> DATASET CONTENT:
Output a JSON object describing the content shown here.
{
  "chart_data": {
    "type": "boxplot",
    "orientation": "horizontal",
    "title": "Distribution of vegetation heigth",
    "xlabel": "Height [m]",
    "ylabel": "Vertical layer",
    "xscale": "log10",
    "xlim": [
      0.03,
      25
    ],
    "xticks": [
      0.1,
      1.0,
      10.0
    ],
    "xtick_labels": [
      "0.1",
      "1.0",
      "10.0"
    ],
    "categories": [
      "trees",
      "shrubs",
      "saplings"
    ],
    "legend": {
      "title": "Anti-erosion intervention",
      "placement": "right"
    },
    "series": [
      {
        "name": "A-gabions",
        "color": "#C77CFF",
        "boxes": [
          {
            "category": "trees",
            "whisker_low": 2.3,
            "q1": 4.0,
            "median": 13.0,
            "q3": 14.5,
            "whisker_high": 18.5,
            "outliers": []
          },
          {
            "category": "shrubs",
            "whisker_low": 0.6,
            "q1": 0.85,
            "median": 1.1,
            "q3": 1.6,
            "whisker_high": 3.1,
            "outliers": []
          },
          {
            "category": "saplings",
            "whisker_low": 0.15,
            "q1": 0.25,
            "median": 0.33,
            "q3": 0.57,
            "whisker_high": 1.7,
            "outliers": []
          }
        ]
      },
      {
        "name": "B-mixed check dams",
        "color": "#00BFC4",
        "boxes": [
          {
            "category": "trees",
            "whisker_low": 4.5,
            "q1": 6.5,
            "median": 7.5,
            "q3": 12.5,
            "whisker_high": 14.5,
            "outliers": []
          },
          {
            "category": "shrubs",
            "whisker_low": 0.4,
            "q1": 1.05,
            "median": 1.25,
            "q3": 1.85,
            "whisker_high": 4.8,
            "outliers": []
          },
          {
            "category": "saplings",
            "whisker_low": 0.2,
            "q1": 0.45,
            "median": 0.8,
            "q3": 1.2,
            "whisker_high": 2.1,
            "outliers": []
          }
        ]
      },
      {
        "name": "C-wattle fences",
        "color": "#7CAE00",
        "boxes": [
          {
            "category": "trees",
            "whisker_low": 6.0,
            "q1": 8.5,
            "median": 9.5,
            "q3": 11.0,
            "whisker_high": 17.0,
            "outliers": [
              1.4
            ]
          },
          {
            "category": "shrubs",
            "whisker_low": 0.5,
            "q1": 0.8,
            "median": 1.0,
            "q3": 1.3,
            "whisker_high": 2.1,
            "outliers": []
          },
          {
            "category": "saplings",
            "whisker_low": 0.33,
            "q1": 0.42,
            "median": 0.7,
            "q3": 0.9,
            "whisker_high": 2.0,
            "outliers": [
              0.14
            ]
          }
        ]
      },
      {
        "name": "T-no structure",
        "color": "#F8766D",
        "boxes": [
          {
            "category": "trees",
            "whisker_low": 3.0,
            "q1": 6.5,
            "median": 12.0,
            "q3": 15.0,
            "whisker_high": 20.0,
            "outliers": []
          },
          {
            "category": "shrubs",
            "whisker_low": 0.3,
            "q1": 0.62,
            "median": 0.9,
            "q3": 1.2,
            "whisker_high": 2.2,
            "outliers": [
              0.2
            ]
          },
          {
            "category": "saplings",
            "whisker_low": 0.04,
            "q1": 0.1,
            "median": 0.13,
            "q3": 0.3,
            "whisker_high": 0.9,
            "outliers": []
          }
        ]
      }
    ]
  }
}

> WHAT IS ASKED: Each line that contains the string "name" counts once; report how many such lines the entries have, giving only the number.

> WRITTEN SOLUTION: 4